*What is asked*
Using the data below, gather each line that includes the word "бизнеса".
________________________________________
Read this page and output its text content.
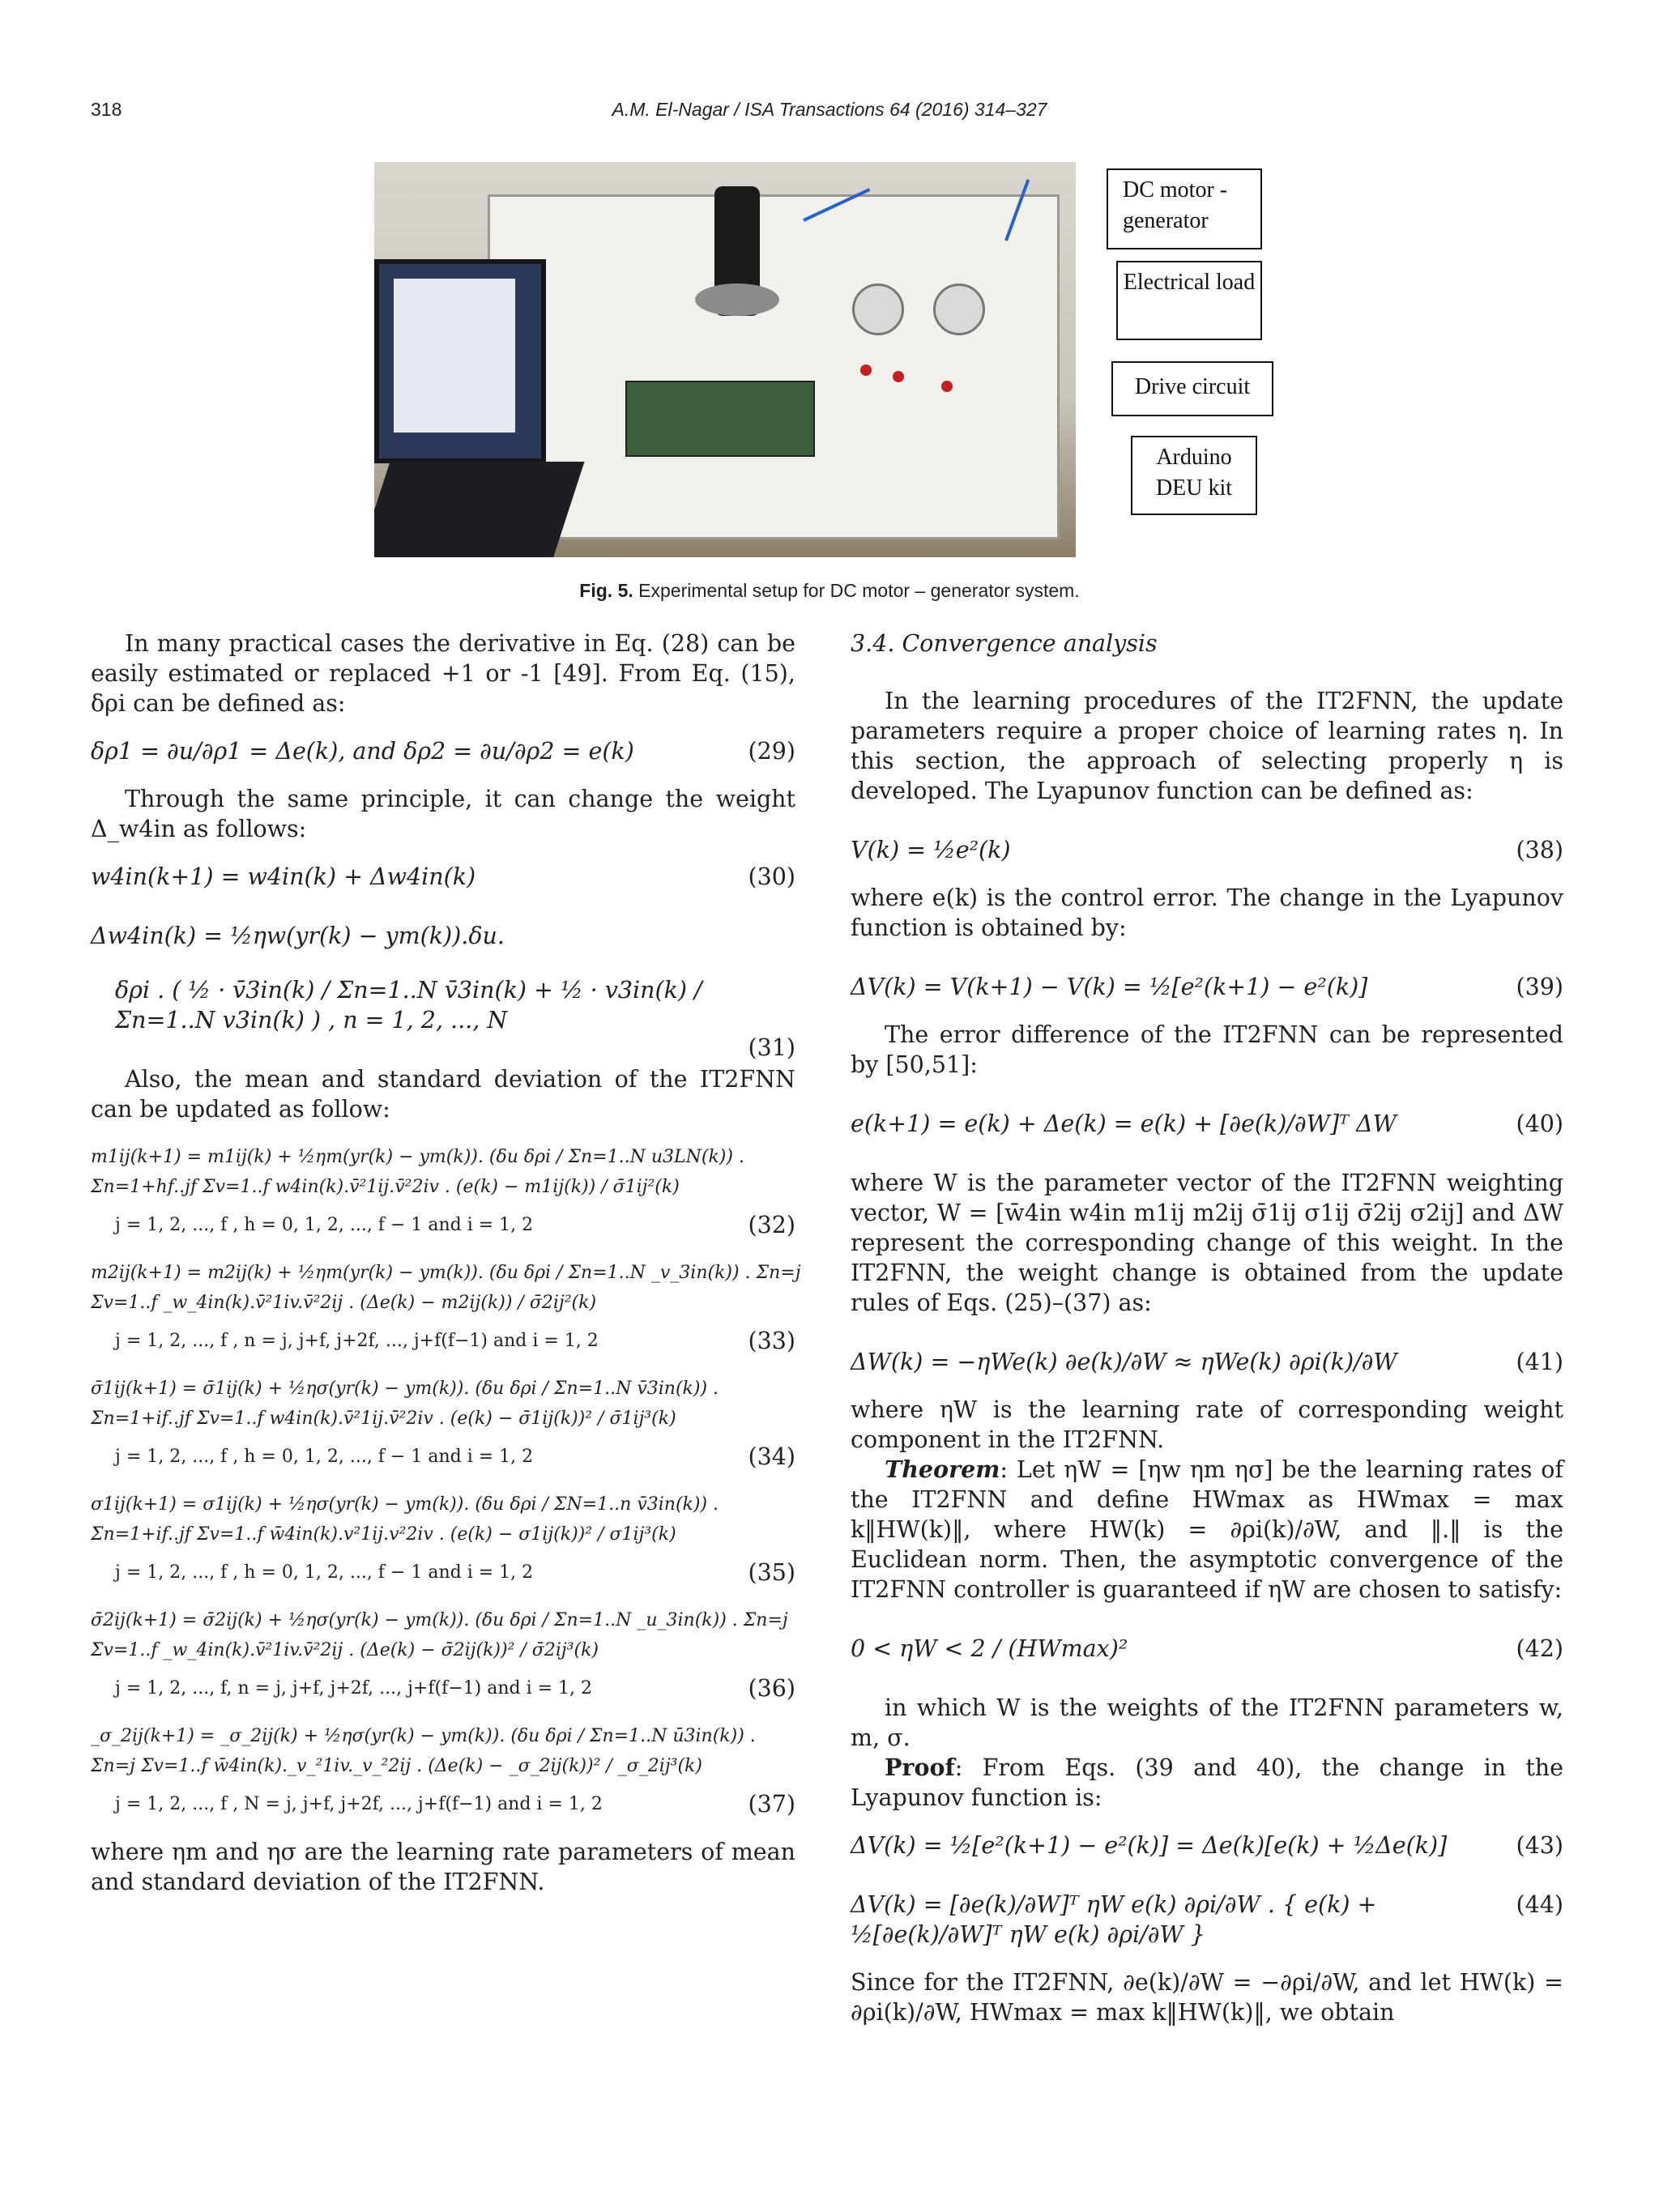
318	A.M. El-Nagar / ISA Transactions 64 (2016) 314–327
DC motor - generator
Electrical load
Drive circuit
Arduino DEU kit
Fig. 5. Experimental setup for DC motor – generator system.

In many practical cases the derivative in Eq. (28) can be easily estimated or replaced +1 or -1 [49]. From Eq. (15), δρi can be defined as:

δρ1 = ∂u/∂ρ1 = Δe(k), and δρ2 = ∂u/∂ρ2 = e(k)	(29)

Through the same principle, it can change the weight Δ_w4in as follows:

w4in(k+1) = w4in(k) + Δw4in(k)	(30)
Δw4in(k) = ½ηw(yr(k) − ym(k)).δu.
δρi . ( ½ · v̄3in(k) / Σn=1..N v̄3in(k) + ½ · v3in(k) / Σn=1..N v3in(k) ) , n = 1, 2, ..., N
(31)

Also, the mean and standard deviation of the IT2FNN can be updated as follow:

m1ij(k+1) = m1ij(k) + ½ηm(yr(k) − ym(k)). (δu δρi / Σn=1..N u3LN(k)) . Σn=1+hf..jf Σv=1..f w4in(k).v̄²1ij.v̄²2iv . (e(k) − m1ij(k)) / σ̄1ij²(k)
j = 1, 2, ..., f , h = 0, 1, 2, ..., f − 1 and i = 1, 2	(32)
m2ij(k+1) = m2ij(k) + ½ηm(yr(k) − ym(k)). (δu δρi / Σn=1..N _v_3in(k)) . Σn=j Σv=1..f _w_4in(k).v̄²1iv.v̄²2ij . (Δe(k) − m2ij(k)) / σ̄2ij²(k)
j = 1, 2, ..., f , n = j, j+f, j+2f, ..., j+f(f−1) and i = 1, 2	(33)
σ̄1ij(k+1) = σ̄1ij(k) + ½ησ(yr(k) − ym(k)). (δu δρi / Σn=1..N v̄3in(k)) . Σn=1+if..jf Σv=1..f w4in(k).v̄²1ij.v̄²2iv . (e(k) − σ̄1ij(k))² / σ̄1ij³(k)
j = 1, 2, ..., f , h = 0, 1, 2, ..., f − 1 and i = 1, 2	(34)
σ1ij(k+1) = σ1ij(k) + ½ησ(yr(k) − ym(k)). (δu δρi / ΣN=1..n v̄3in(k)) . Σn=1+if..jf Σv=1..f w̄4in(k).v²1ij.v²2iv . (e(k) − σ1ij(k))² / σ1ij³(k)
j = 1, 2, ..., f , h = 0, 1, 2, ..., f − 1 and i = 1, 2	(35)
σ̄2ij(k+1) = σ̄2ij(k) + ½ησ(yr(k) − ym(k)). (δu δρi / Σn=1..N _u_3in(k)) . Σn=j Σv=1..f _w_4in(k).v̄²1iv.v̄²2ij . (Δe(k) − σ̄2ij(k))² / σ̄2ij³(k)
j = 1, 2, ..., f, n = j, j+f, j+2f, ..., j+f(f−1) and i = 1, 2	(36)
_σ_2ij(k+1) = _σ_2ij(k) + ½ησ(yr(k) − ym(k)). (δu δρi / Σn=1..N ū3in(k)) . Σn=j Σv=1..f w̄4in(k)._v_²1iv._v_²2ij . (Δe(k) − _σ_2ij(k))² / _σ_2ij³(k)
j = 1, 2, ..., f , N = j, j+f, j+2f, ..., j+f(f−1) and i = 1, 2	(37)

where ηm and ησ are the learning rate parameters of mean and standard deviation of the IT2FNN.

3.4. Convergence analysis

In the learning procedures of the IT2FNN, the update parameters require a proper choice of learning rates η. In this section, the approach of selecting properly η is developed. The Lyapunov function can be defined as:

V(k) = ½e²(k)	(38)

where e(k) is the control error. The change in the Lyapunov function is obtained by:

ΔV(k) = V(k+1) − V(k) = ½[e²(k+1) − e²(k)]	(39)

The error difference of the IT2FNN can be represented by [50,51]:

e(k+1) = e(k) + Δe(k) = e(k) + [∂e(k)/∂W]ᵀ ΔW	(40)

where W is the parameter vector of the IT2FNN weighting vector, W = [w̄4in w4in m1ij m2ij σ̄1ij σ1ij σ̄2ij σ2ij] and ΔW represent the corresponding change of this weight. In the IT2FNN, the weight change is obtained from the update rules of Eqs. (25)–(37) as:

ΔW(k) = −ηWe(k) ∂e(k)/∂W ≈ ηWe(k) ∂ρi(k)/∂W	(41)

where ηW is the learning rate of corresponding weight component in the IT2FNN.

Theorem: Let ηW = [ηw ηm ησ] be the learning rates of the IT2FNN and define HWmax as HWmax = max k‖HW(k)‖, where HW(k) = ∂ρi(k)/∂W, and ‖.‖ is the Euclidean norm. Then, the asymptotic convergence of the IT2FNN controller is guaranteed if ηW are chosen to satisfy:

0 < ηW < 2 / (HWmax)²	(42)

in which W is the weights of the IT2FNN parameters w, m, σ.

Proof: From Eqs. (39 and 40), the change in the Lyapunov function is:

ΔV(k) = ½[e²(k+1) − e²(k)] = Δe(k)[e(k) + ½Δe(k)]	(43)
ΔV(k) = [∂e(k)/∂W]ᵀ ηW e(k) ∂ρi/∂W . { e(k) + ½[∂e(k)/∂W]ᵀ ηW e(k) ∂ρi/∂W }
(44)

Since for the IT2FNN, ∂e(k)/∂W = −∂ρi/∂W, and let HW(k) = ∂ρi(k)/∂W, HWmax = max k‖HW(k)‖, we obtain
________________________________________
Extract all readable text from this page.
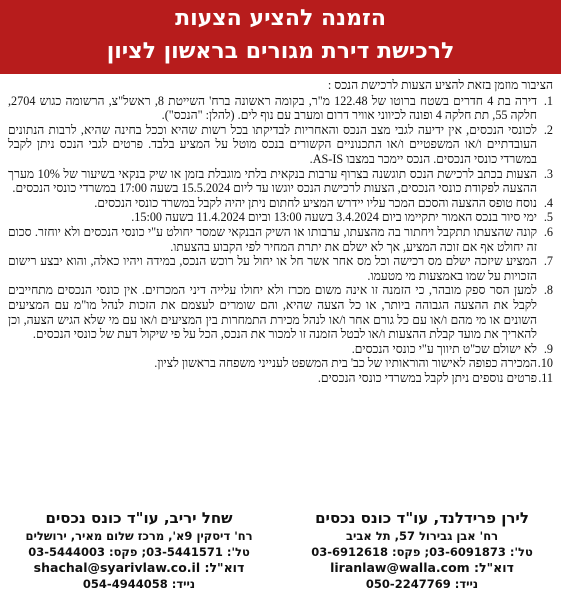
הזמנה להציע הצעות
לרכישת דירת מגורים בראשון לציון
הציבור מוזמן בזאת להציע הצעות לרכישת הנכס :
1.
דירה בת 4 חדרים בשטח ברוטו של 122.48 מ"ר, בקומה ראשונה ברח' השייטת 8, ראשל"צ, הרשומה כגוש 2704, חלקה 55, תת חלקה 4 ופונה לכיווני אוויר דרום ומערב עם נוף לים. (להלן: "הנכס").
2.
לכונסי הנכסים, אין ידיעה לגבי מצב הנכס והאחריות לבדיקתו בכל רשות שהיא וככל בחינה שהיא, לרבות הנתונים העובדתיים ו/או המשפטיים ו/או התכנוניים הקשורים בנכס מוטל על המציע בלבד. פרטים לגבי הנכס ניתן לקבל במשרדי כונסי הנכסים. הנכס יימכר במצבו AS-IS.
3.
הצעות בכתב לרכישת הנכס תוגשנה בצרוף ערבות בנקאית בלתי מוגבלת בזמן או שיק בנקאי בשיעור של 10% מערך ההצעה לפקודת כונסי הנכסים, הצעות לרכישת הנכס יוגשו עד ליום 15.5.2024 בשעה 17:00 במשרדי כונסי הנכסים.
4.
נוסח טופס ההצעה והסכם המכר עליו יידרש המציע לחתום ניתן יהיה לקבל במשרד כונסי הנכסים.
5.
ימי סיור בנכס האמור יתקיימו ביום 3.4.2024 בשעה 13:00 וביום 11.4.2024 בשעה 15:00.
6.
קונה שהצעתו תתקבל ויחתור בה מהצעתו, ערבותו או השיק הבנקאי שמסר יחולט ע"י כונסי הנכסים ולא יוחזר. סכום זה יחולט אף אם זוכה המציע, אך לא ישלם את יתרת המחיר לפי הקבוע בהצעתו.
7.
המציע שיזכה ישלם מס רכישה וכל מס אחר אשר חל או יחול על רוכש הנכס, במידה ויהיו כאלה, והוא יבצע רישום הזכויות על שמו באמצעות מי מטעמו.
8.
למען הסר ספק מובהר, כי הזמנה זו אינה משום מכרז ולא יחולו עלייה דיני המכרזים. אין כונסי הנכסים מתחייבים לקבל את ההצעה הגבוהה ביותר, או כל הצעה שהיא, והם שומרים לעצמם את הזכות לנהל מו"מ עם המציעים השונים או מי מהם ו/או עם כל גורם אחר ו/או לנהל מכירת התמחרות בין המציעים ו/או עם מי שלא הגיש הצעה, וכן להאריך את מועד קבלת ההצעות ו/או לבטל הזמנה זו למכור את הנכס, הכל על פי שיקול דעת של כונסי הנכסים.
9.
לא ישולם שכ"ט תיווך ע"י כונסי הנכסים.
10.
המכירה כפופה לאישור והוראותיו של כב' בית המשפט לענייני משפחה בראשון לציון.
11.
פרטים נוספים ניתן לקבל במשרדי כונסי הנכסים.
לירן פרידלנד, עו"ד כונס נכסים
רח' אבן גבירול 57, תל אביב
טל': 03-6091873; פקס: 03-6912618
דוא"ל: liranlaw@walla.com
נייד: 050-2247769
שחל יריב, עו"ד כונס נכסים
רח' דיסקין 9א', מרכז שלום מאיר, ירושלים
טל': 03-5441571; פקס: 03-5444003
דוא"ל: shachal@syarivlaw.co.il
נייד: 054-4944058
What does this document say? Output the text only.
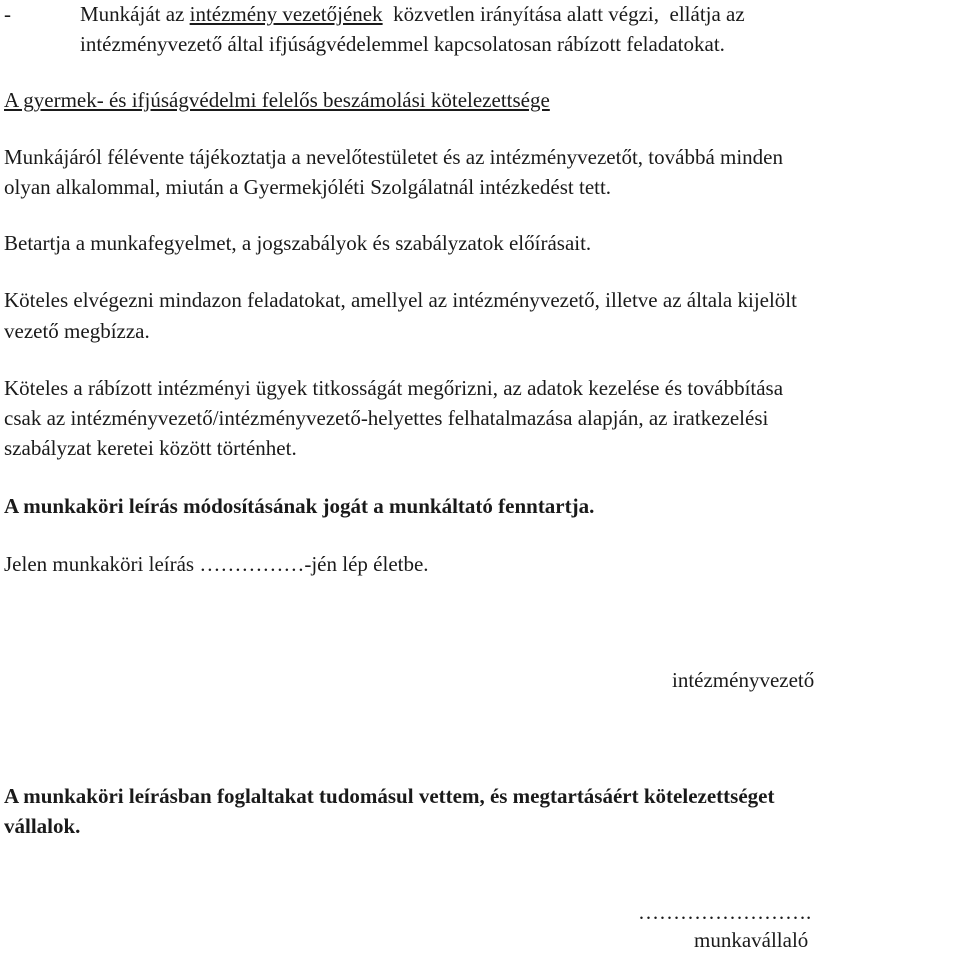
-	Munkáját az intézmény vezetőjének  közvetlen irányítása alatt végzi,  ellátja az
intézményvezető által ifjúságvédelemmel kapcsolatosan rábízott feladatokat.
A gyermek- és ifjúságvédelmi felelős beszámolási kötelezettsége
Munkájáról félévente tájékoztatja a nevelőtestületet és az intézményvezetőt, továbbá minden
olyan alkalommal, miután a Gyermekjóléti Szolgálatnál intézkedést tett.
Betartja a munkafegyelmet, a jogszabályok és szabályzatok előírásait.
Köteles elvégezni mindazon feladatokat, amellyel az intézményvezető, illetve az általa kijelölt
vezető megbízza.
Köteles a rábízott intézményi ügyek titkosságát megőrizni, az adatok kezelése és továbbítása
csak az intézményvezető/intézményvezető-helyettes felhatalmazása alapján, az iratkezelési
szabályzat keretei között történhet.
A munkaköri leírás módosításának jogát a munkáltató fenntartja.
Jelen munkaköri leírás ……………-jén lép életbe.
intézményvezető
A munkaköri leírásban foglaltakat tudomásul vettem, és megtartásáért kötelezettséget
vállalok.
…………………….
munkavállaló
________________________________________
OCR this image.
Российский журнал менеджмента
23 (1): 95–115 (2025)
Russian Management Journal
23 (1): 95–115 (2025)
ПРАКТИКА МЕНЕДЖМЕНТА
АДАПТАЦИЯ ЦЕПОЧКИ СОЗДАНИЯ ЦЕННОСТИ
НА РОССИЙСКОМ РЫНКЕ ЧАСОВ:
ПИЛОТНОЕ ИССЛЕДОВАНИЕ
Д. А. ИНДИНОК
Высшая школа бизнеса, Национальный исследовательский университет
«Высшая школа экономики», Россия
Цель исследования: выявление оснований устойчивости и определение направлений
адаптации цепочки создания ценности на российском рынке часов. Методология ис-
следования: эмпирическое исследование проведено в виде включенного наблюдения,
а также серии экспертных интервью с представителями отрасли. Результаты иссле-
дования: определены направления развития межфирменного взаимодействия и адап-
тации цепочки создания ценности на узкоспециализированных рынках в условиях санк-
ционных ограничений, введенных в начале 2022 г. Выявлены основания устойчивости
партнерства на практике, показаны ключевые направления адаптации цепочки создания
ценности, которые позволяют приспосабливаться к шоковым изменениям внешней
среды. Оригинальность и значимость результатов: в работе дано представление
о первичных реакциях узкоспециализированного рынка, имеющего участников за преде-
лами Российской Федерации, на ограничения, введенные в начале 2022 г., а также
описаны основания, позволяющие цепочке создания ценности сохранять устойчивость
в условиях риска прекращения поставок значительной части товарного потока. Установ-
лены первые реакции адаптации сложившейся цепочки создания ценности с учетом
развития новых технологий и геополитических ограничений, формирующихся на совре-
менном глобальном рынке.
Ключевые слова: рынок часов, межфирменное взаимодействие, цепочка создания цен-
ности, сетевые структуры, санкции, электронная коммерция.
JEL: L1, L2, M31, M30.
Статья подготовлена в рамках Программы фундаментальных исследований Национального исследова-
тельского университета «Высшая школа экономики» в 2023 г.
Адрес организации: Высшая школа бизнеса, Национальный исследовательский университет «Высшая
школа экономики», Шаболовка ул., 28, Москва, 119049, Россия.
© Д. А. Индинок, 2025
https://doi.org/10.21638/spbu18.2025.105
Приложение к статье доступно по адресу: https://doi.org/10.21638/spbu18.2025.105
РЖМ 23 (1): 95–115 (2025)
________________________________________
*Final result*
Высшая школа бизнеса, Национальный исследовательский университет
Адрес организации: Высшая школа бизнеса, Национальный исследовательский университет «Высшая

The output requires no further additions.